**PROBLEM DETAILS**
Which of the lines below mention the word "Generaal"? Pull each one out.
### PROVIDED MATERIAL ###
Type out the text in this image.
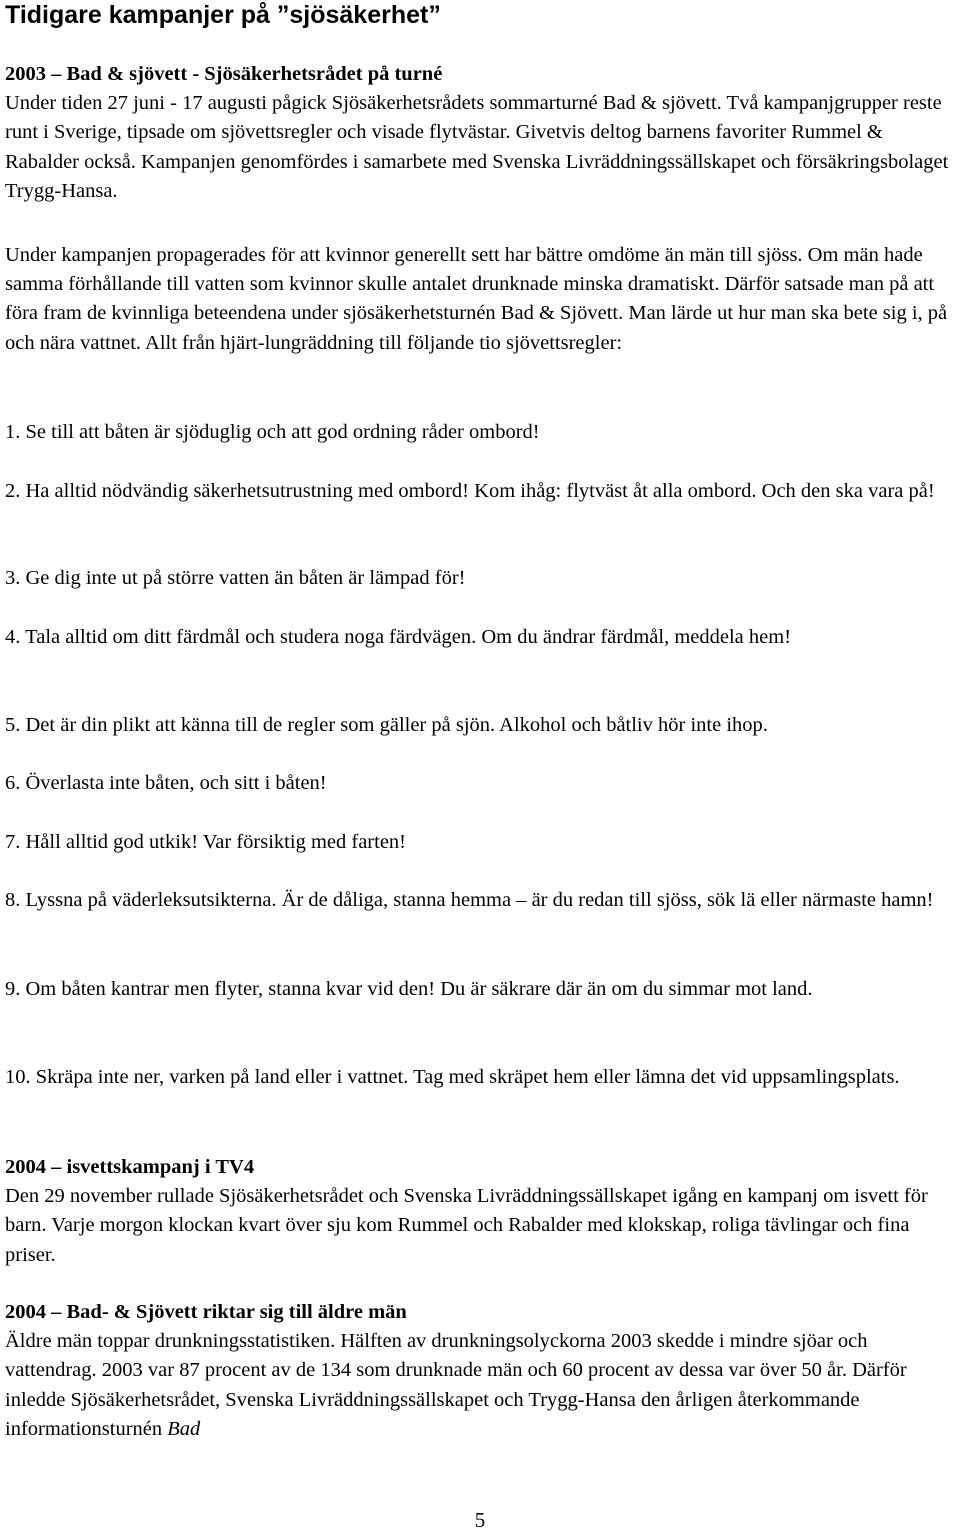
Tidigare kampanjer på ”sjösäkerhet”
2003 – Bad & sjövett - Sjösäkerhetsrådet på turné
Under tiden 27 juni - 17 augusti pågick Sjösäkerhetsrådets sommarturné Bad & sjövett. Två kampanjgrupper reste runt i Sverige, tipsade om sjövettsregler och visade flytvästar. Givetvis deltog barnens favoriter Rummel & Rabalder också. Kampanjen genomfördes i samarbete med Svenska Livräddningssällskapet och försäkringsbolaget Trygg-Hansa.
Under kampanjen propagerades för att kvinnor generellt sett har bättre omdöme än män till sjöss. Om män hade samma förhållande till vatten som kvinnor skulle antalet drunknade minska dramatiskt. Därför satsade man på att föra fram de kvinnliga beteendena under sjösäkerhetsturnén Bad & Sjövett. Man lärde ut hur man ska bete sig i, på och nära vattnet. Allt från hjärt-lungräddning till följande tio sjövettsregler:
1. Se till att båten är sjöduglig och att god ordning råder ombord!
2. Ha alltid nödvändig säkerhetsutrustning med ombord! Kom ihåg: flytväst åt alla ombord. Och den ska vara på!
3. Ge dig inte ut på större vatten än båten är lämpad för!
4. Tala alltid om ditt färdmål och studera noga färdvägen. Om du ändrar färdmål, meddela hem!
5. Det är din plikt att känna till de regler som gäller på sjön. Alkohol och båtliv hör inte ihop.
6. Överlasta inte båten, och sitt i båten!
7. Håll alltid god utkik! Var försiktig med farten!
8. Lyssna på väderleksutsikterna. Är de dåliga, stanna hemma – är du redan till sjöss, sök lä eller närmaste hamn!
9. Om båten kantrar men flyter, stanna kvar vid den! Du är säkrare där än om du simmar mot land.
10. Skräpa inte ner, varken på land eller i vattnet. Tag med skräpet hem eller lämna det vid uppsamlingsplats.
2004 – isvettskampanj i TV4
Den 29 november rullade Sjösäkerhetsrådet och Svenska Livräddningssällskapet igång en kampanj om isvett för barn. Varje morgon klockan kvart över sju kom Rummel och Rabalder med klokskap, roliga tävlingar och fina priser.
2004 – Bad- & Sjövett riktar sig till äldre män
Äldre män toppar drunkningsstatistiken. Hälften av drunkningsolyckorna 2003 skedde i mindre sjöar och vattendrag. 2003 var 87 procent av de 134 som drunknade män och 60 procent av dessa var över 50 år. Därför inledde Sjösäkerhetsrådet, Svenska Livräddningssällskapet och Trygg-Hansa den årligen återkommande informationsturnén Bad
5
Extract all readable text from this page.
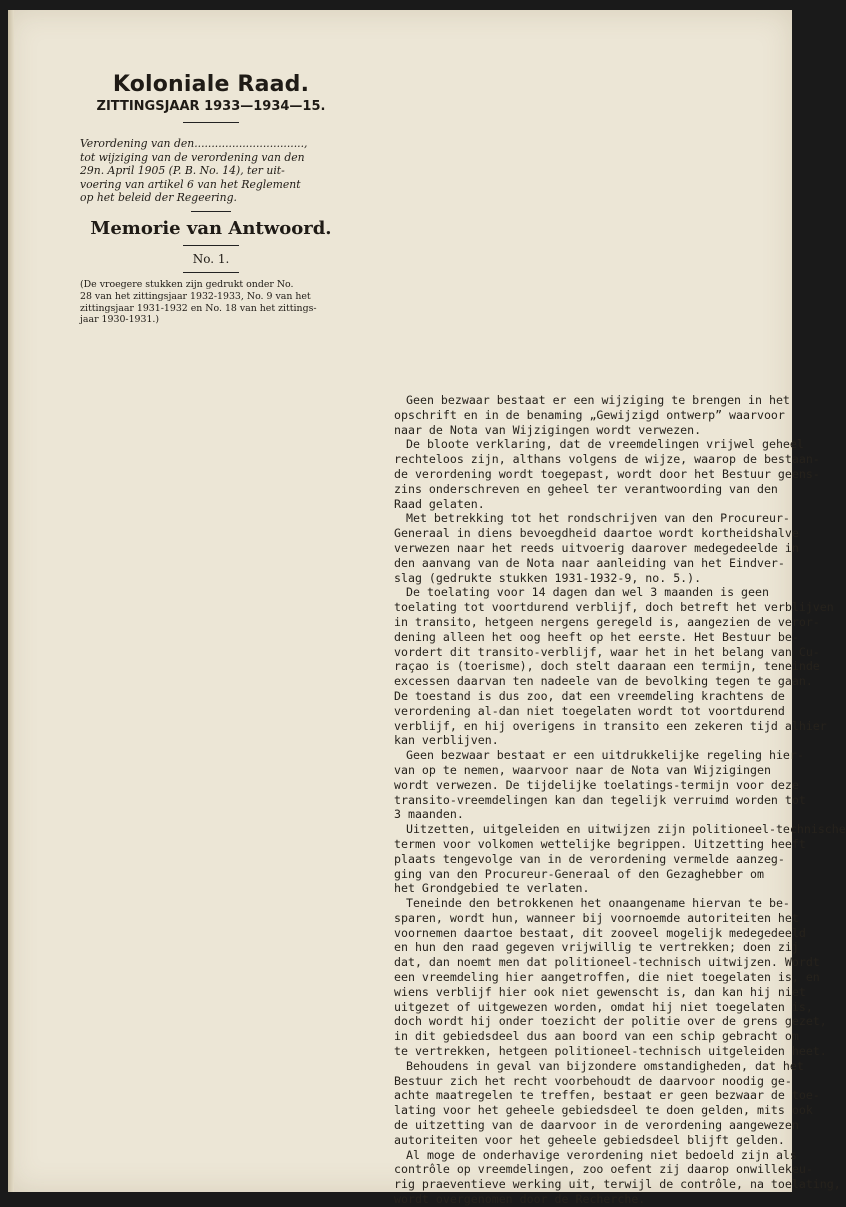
Koloniale Raad.
ZITTINGSJAAR 1933—1934—15.

Verordening van den................................,

tot wijziging van de verordening van den

29n. April 1905 (P. B. No. 14), ter uit-

voering van artikel 6 van het Reglement

op het beleid der Regeering.

Memorie van Antwoord.
No. 1.
(De vroegere stukken zijn gedrukt onder No.
28 van het zittingsjaar 1932-1933, No. 9 van het
zittingsjaar 1931-1932 en No. 18 van het zittings-
jaar 1930-1931.)
Geen bezwaar bestaat er een wijziging te brengen in het
opschrift en in de benaming „Gewijzigd ontwerp” waarvoor
naar de Nota van Wijzigingen wordt verwezen.
De bloote verklaring, dat de vreemdelingen vrijwel geheel
rechteloos zijn, althans volgens de wijze, waarop de bestaan-
de verordening wordt toegepast, wordt door het Bestuur geens-
zins onderschreven en geheel ter verantwoording van den
Raad gelaten.
Met betrekking tot het rondschrijven van den Procureur-
Generaal in diens bevoegdheid daartoe wordt kortheidshalve
verwezen naar het reeds uitvoerig daarover medegedeelde in
den aanvang van de Nota naar aanleiding van het Eindver-
slag (gedrukte stukken 1931-1932-9, no. 5.).
De toelating voor 14 dagen dan wel 3 maanden is geen
toelating tot voortdurend verblijf, doch betreft het verblijven
in transito, hetgeen nergens geregeld is, aangezien de veror-
dening alleen het oog heeft op het eerste. Het Bestuur be-
vordert dit transito-verblijf, waar het in het belang van Cu-
raçao is (toerisme), doch stelt daaraan een termijn, teneinde
excessen daarvan ten nadeele van de bevolking tegen te gaan.
De toestand is dus zoo, dat een vreemdeling krachtens de
verordening al-dan niet toegelaten wordt tot voortdurend
verblijf, en hij overigens in transito een zekeren tijd alhier
kan verblijven.
Geen bezwaar bestaat er een uitdrukkelijke regeling hier-
van op te nemen, waarvoor naar de Nota van Wijzigingen
wordt verwezen. De tijdelijke toelatings-termijn voor deze
transito-vreemdelingen kan dan tegelijk verruimd worden tot
3 maanden.
Uitzetten, uitgeleiden en uitwijzen zijn politioneel-technische
termen voor volkomen wettelijke begrippen. Uitzetting heeft
plaats tengevolge van in de verordening vermelde aanzeg-
ging van den Procureur-Generaal of den Gezaghebber om
het Grondgebied te verlaten.
Teneinde den betrokkenen het onaangename hiervan te be-
sparen, wordt hun, wanneer bij voornoemde autoriteiten het
voornemen daartoe bestaat, dit zooveel mogelijk medegedeeld
en hun den raad gegeven vrijwillig te vertrekken; doen zij
dat, dan noemt men dat politioneel-technisch uitwijzen. Wordt
een vreemdeling hier aangetroffen, die niet toegelaten is, en
wiens verblijf hier ook niet gewenscht is, dan kan hij niet
uitgezet of uitgewezen worden, omdat hij niet toegelaten is,
doch wordt hij onder toezicht der politie over de grens gezet,
in dit gebiedsdeel dus aan boord van een schip gebracht om
te vertrekken, hetgeen politioneel-technisch uitgeleiden heet.
Behoudens in geval van bijzondere omstandigheden, dat het
Bestuur zich het recht voorbehoudt de daarvoor noodig ge-
achte maatregelen te treffen, bestaat er geen bezwaar de toe-
lating voor het geheele gebiedsdeel te doen gelden, mits ook
de uitzetting van de daarvoor in de verordening aangewezen
autoriteiten voor het geheele gebiedsdeel blijft gelden.
Al moge de onderhavige verordening niet bedoeld zijn als
contrôle op vreemdelingen, zoo oefent zij daarop onwillekeu-
rig praeventieve werking uit, terwijl de contrôle, na toelating,
wordt overgenomen door de Recherche.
###
**EXPECTED ANSWER**
Generaal in diens bevoegdheid daartoe wordt kortheidshalve
ging van den Procureur-Generaal of den Gezaghebber om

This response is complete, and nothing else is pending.